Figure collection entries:
=====

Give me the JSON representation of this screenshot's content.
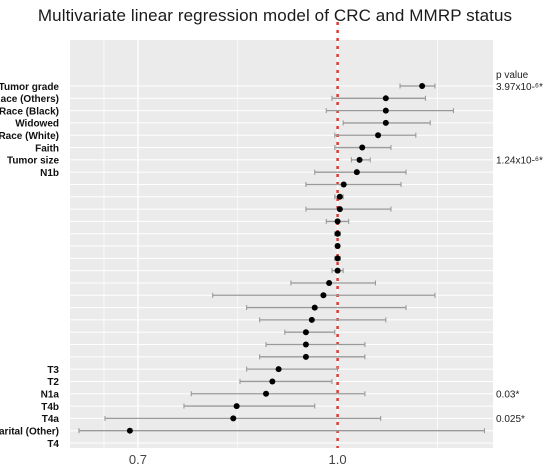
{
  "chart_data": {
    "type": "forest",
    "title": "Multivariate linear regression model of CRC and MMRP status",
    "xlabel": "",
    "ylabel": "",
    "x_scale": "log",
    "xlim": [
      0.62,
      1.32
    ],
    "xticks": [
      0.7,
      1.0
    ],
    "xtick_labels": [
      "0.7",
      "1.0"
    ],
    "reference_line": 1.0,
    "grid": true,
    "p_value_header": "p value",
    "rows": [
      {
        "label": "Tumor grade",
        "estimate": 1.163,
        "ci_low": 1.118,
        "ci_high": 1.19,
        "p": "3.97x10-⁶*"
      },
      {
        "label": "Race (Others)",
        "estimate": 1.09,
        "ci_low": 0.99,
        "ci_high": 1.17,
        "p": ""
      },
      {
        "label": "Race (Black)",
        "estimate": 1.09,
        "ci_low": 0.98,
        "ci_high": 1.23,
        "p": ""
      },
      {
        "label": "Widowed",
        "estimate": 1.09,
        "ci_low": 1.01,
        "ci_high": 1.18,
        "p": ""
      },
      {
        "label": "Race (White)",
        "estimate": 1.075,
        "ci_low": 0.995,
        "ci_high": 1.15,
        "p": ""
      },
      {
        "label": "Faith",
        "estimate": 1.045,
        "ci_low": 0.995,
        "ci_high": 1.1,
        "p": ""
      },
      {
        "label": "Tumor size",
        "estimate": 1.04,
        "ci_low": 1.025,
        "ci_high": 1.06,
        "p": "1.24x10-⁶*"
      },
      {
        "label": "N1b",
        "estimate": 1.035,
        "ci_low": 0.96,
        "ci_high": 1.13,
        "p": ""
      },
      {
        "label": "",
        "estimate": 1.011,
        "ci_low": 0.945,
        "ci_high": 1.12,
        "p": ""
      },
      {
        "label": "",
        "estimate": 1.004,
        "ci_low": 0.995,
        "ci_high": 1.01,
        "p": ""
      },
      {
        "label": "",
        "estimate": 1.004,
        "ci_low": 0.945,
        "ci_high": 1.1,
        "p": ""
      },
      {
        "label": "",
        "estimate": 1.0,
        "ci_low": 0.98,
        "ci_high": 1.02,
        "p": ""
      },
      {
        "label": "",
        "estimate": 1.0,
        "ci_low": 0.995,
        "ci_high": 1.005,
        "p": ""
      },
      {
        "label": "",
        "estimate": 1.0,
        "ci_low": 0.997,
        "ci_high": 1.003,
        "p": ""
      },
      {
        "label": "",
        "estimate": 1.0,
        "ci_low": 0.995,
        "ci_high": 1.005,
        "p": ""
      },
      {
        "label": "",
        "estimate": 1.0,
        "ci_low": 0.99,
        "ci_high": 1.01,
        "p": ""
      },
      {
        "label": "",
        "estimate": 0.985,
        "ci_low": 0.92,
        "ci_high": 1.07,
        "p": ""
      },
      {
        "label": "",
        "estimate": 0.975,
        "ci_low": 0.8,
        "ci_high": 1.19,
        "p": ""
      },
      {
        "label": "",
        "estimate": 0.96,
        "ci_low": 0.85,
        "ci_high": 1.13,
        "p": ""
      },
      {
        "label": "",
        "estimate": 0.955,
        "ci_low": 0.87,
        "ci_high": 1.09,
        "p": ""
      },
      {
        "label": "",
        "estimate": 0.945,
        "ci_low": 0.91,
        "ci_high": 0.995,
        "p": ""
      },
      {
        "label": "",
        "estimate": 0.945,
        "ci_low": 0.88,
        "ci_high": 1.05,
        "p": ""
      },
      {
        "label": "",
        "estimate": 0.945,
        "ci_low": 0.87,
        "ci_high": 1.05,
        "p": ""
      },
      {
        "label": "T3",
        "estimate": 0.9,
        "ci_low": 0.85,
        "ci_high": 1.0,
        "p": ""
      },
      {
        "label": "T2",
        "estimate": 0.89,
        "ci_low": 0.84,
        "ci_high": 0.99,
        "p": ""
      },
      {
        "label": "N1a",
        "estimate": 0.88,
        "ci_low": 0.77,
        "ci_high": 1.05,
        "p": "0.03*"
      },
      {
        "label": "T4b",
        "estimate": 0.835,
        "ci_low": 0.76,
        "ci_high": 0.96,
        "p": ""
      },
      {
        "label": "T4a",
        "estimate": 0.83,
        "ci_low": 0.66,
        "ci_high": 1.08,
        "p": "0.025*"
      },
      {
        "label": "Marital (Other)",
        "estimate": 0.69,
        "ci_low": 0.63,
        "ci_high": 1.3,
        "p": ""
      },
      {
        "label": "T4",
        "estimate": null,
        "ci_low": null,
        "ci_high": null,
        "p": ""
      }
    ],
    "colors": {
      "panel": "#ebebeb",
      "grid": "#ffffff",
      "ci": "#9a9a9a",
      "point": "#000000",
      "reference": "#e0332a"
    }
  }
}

=====

Problem statement:
Gather all lines of the records that include the word "Race".

Written solution:
        "label": "Race (Others)",
        "label": "Race (Black)",
        "label": "Race (White)",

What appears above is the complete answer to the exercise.